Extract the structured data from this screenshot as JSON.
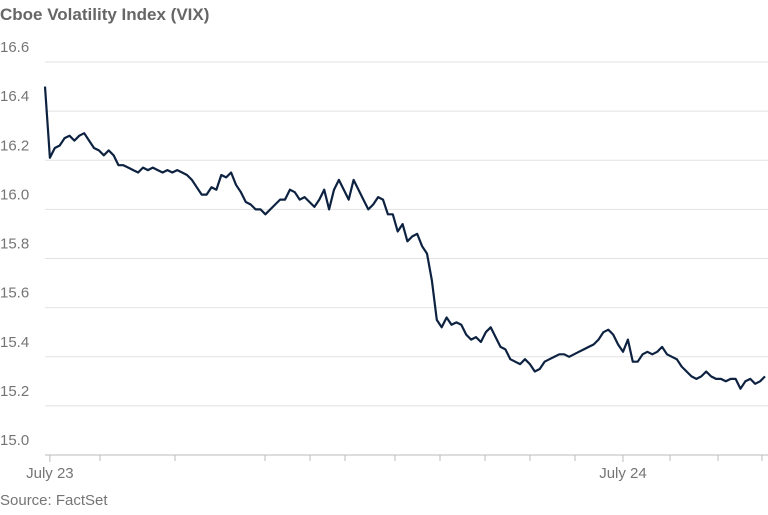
{
  "chart_data": {
    "type": "line",
    "title": "Cboe Volatility Index (VIX)",
    "source": "Source: FactSet",
    "color": "#0d2240",
    "grid": true,
    "ylim": [
      15.0,
      16.6
    ],
    "yticks": [
      {
        "value": 15.0,
        "label": "15.0"
      },
      15.2,
      15.4,
      15.6,
      15.8,
      {
        "value": 16.0,
        "label": "16.0"
      },
      16.2,
      16.4,
      16.6
    ],
    "categories": [
      null,
      "July 23",
      null,
      null,
      null,
      null,
      null,
      null,
      null,
      null,
      null,
      null,
      null,
      null,
      null,
      null,
      null,
      null,
      null,
      null,
      null,
      null,
      null,
      null,
      null,
      null,
      null,
      null,
      null,
      null,
      null,
      null,
      null,
      null,
      null,
      null,
      null,
      null,
      null,
      null,
      null,
      null,
      null,
      null,
      null,
      null,
      null,
      null,
      null,
      null,
      null,
      null,
      null,
      null,
      null,
      null,
      null,
      null,
      null,
      null,
      null,
      null,
      null,
      null,
      null,
      null,
      null,
      null,
      null,
      null,
      null,
      null,
      null,
      null,
      null,
      null,
      null,
      null,
      null,
      null,
      null,
      null,
      null,
      null,
      null,
      null,
      null,
      null,
      null,
      null,
      null,
      null,
      null,
      null,
      null,
      null,
      null,
      null,
      null,
      null,
      null,
      null,
      null,
      null,
      null,
      null,
      null,
      null,
      null,
      null,
      null,
      null,
      null,
      null,
      null,
      null,
      null,
      null,
      "July 24",
      null,
      null,
      null,
      null,
      null,
      null,
      null,
      null,
      null,
      null,
      null,
      null,
      null,
      null,
      null,
      null,
      null,
      null,
      null,
      null,
      null,
      null,
      null,
      null,
      null,
      null,
      null,
      null,
      null
    ],
    "values": [
      16.5,
      16.21,
      16.25,
      16.26,
      16.29,
      16.3,
      16.28,
      16.3,
      16.31,
      16.28,
      16.25,
      16.24,
      16.22,
      16.24,
      16.22,
      16.18,
      16.18,
      16.17,
      16.16,
      16.15,
      16.17,
      16.16,
      16.17,
      16.16,
      16.15,
      16.16,
      16.15,
      16.16,
      16.15,
      16.14,
      16.12,
      16.09,
      16.06,
      16.06,
      16.09,
      16.08,
      16.14,
      16.13,
      16.15,
      16.1,
      16.07,
      16.03,
      16.02,
      16.0,
      16.0,
      15.98,
      16.0,
      16.02,
      16.04,
      16.04,
      16.08,
      16.07,
      16.04,
      16.05,
      16.03,
      16.01,
      16.04,
      16.08,
      16.0,
      16.08,
      16.12,
      16.08,
      16.04,
      16.12,
      16.08,
      16.04,
      16.0,
      16.02,
      16.05,
      16.04,
      15.98,
      15.98,
      15.91,
      15.94,
      15.87,
      15.89,
      15.9,
      15.85,
      15.82,
      15.71,
      15.55,
      15.52,
      15.56,
      15.53,
      15.54,
      15.53,
      15.49,
      15.47,
      15.48,
      15.46,
      15.5,
      15.52,
      15.48,
      15.44,
      15.43,
      15.39,
      15.38,
      15.37,
      15.39,
      15.37,
      15.34,
      15.35,
      15.38,
      15.39,
      15.4,
      15.41,
      15.41,
      15.4,
      15.41,
      15.42,
      15.43,
      15.44,
      15.45,
      15.47,
      15.5,
      15.51,
      15.49,
      15.45,
      15.42,
      15.47,
      15.38,
      15.38,
      15.41,
      15.42,
      15.41,
      15.42,
      15.44,
      15.41,
      15.4,
      15.39,
      15.36,
      15.34,
      15.32,
      15.31,
      15.32,
      15.34,
      15.32,
      15.31,
      15.31,
      15.3,
      15.31,
      15.31,
      15.27,
      15.3,
      15.31,
      15.29,
      15.3,
      15.32
    ]
  }
}
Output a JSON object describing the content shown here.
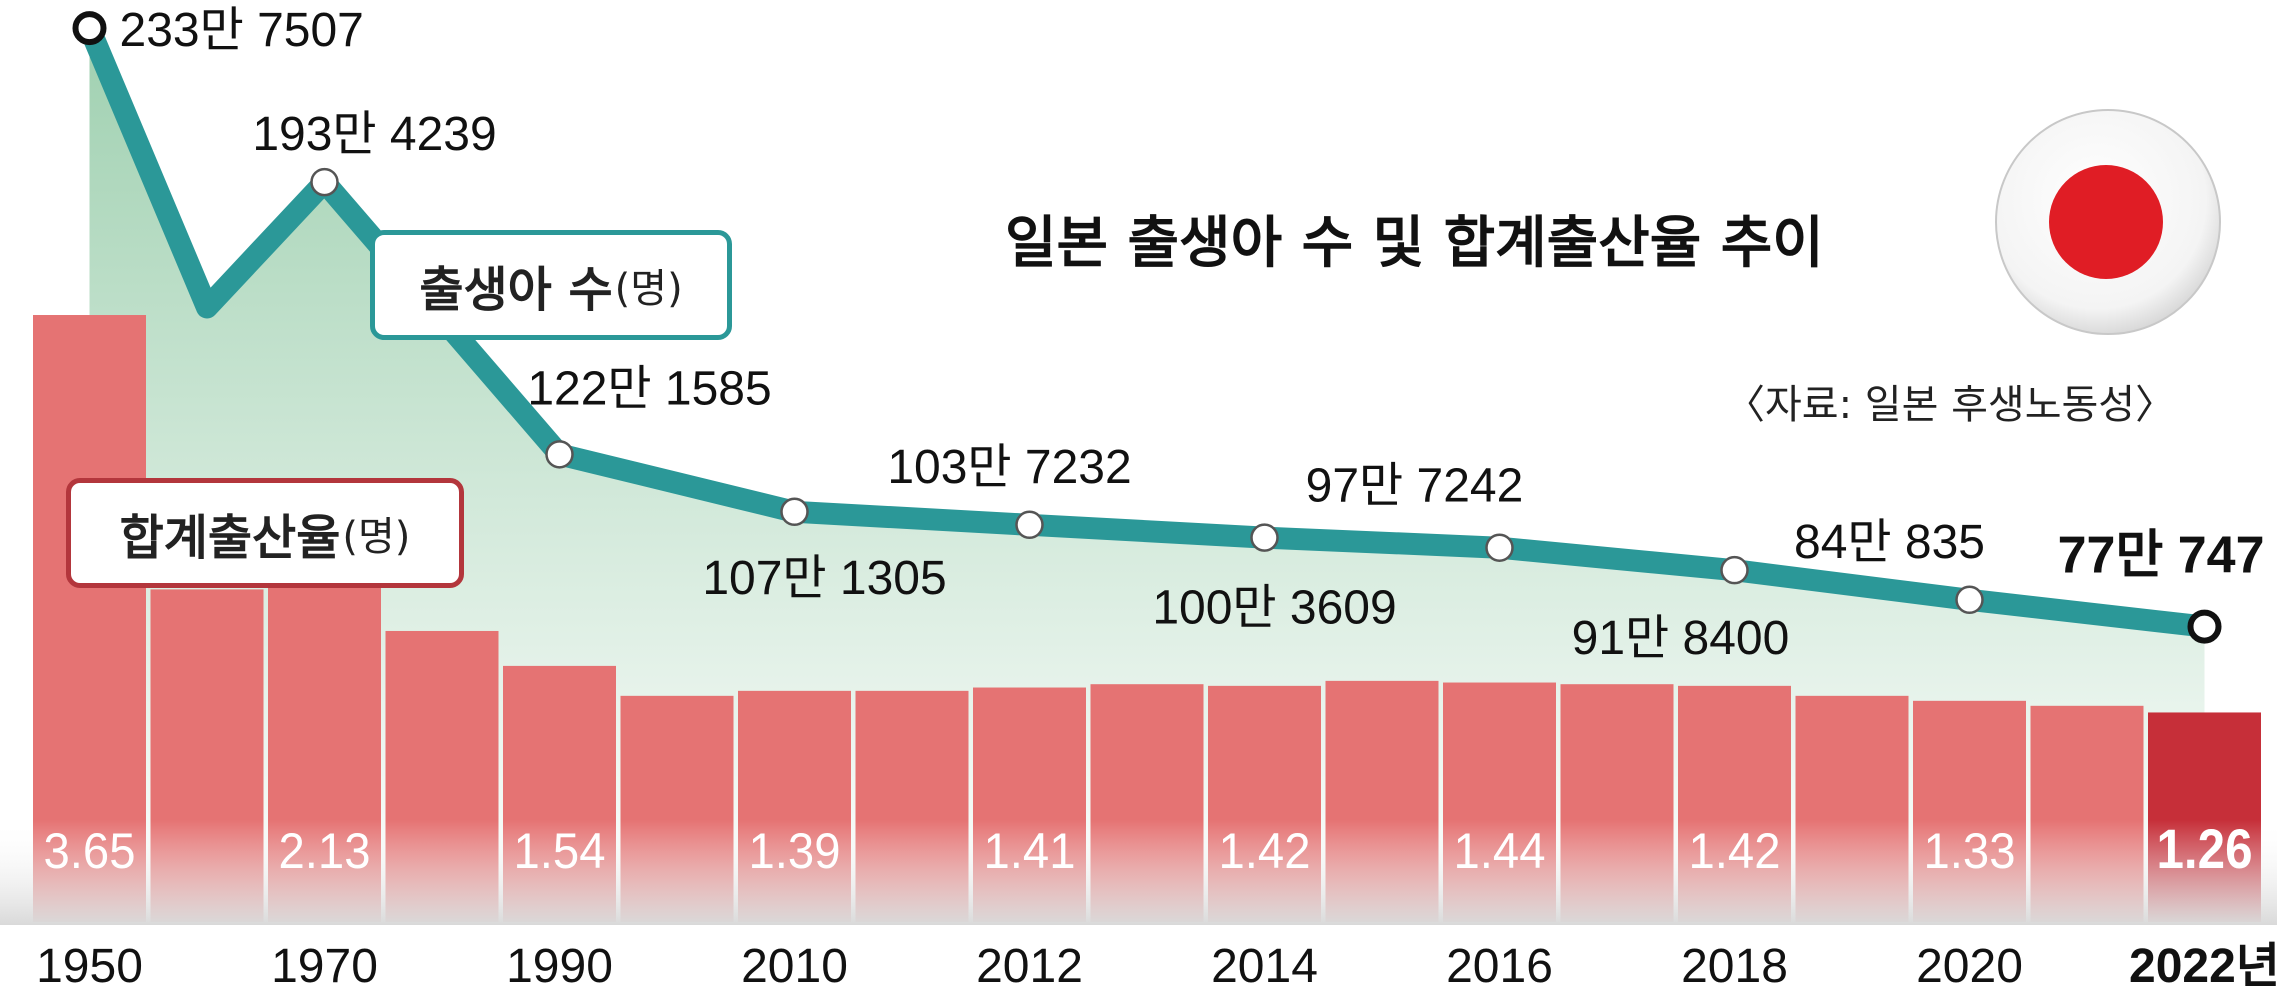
{
  "title": "일본 출생아 수 및 합계출산율 추이",
  "source": "〈자료: 일본 후생노동성〉",
  "colors": {
    "bar": "#e57373",
    "bar_last": "#c62f39",
    "line": "#2b9898",
    "area_top": "#9fd0b0",
    "area_bottom": "#ffffff",
    "flag_red": "#e01d25",
    "birth_legend_border": "#2b9898",
    "rate_legend_border": "#b3363c"
  },
  "legend": {
    "births_label": "출생아 수",
    "births_unit": "(명)",
    "rate_label": "합계출산율",
    "rate_unit": "(명)"
  },
  "flag_icon": "japan-flag",
  "chart_data": {
    "type": "bar+line",
    "x_tick_labels": [
      "1950",
      "1970",
      "1990",
      "2010",
      "2012",
      "2014",
      "2016",
      "2018",
      "2020",
      "2022년"
    ],
    "rate_series": {
      "name": "합계출산율",
      "unit": "명",
      "points": [
        {
          "x": "1950",
          "value": 3.65,
          "label": "3.65"
        },
        {
          "x": "1960",
          "value": 2.0,
          "label": ""
        },
        {
          "x": "1970",
          "value": 2.13,
          "label": "2.13"
        },
        {
          "x": "1980",
          "value": 1.75,
          "label": ""
        },
        {
          "x": "1990",
          "value": 1.54,
          "label": "1.54"
        },
        {
          "x": "2000",
          "value": 1.36,
          "label": ""
        },
        {
          "x": "2010",
          "value": 1.39,
          "label": "1.39"
        },
        {
          "x": "2011",
          "value": 1.39,
          "label": ""
        },
        {
          "x": "2012",
          "value": 1.41,
          "label": "1.41"
        },
        {
          "x": "2013",
          "value": 1.43,
          "label": ""
        },
        {
          "x": "2014",
          "value": 1.42,
          "label": "1.42"
        },
        {
          "x": "2015",
          "value": 1.45,
          "label": ""
        },
        {
          "x": "2016",
          "value": 1.44,
          "label": "1.44"
        },
        {
          "x": "2017",
          "value": 1.43,
          "label": ""
        },
        {
          "x": "2018",
          "value": 1.42,
          "label": "1.42"
        },
        {
          "x": "2019",
          "value": 1.36,
          "label": ""
        },
        {
          "x": "2020",
          "value": 1.33,
          "label": "1.33"
        },
        {
          "x": "2021",
          "value": 1.3,
          "label": ""
        },
        {
          "x": "2022",
          "value": 1.26,
          "label": "1.26"
        }
      ]
    },
    "births_series": {
      "name": "출생아 수",
      "unit": "명",
      "points": [
        {
          "x": "1950",
          "value": 2337507,
          "label": "233만 7507"
        },
        {
          "x": "1960",
          "value": 1606041,
          "label": ""
        },
        {
          "x": "1970",
          "value": 1934239,
          "label": "193만 4239"
        },
        {
          "x": "1990",
          "value": 1221585,
          "label": "122만 1585"
        },
        {
          "x": "2010",
          "value": 1071305,
          "label": "107만 1305"
        },
        {
          "x": "2012",
          "value": 1037232,
          "label": "103만 7232"
        },
        {
          "x": "2014",
          "value": 1003609,
          "label": "100만 3609"
        },
        {
          "x": "2016",
          "value": 977242,
          "label": "97만 7242"
        },
        {
          "x": "2018",
          "value": 918400,
          "label": "91만 8400"
        },
        {
          "x": "2020",
          "value": 840835,
          "label": "84만 835"
        },
        {
          "x": "2022",
          "value": 770747,
          "label": "77만 747"
        }
      ]
    }
  }
}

▸ WHAT NEEDS TO BE DONE:
Compute how many lines include the string "source", then give that number by itself.

▸ SOLUTION FOR THIS EXERCISE:
2